What you should do
Only the number is wanted: how many lines in the data contain "email"?

Material for this task

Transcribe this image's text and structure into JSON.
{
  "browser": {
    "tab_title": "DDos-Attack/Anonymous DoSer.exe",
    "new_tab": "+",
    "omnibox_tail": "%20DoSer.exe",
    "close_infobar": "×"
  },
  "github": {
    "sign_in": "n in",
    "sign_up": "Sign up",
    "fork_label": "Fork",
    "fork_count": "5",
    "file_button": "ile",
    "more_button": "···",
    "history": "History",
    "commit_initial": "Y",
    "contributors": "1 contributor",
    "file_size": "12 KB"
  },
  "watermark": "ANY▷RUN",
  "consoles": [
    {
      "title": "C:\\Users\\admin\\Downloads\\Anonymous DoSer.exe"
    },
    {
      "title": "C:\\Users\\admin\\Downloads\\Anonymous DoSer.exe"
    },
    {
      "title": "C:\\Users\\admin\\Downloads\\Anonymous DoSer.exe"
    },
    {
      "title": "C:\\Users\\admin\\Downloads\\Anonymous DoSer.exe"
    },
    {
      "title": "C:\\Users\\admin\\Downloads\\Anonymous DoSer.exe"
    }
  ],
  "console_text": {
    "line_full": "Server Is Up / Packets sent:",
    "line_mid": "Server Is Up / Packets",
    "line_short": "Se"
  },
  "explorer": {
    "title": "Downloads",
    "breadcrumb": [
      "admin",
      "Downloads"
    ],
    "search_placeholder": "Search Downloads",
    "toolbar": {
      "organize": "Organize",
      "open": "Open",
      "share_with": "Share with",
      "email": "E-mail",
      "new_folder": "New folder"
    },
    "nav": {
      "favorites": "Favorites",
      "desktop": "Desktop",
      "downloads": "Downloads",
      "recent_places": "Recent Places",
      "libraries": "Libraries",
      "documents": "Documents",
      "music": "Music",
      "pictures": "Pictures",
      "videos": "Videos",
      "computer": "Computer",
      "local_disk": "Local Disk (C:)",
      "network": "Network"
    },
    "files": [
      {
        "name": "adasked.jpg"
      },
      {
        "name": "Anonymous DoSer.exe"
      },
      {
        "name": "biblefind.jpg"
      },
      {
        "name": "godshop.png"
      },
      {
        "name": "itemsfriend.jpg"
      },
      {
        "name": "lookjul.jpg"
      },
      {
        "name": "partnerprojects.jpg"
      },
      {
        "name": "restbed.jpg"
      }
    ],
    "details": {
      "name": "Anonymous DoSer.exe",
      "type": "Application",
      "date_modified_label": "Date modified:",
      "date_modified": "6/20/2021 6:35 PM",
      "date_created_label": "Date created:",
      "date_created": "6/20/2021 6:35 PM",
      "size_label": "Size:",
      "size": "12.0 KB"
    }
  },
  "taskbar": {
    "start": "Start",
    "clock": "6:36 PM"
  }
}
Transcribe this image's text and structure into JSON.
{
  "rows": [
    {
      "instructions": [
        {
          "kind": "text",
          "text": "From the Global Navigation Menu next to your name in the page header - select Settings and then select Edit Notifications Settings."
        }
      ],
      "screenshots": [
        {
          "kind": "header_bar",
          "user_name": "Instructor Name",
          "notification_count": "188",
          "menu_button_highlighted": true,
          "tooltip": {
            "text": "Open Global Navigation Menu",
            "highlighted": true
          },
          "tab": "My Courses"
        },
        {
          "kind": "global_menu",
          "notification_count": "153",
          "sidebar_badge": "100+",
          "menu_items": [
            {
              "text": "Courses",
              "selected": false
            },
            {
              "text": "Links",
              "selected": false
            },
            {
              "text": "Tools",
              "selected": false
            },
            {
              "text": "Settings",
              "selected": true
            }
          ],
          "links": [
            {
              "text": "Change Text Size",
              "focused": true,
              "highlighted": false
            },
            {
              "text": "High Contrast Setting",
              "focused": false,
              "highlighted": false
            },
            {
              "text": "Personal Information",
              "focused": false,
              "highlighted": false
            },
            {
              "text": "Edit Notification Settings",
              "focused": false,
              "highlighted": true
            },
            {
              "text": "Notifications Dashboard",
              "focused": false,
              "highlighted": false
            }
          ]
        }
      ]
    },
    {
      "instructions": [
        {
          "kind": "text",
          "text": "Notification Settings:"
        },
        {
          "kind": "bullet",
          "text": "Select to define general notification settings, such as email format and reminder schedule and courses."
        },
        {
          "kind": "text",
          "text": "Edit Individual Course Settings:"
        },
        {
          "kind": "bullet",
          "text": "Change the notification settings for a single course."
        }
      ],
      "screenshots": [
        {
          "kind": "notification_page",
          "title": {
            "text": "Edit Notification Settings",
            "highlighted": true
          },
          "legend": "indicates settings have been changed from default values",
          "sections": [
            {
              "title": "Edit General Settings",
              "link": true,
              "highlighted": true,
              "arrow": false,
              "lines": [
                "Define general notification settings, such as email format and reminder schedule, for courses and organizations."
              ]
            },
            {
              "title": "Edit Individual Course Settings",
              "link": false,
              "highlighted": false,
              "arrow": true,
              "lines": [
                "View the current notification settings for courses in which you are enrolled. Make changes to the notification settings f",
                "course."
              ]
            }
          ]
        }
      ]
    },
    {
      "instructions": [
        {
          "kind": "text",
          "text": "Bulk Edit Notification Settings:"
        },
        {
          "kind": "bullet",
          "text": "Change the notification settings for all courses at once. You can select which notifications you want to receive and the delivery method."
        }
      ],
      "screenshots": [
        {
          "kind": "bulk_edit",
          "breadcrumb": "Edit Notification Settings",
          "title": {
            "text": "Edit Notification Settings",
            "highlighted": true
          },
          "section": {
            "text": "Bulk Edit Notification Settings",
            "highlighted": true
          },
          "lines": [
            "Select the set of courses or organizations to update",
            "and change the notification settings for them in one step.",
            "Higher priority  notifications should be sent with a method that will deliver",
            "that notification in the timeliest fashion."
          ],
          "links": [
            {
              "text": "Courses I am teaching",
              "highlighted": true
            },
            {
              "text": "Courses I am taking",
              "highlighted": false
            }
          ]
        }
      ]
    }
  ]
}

Response to this task
3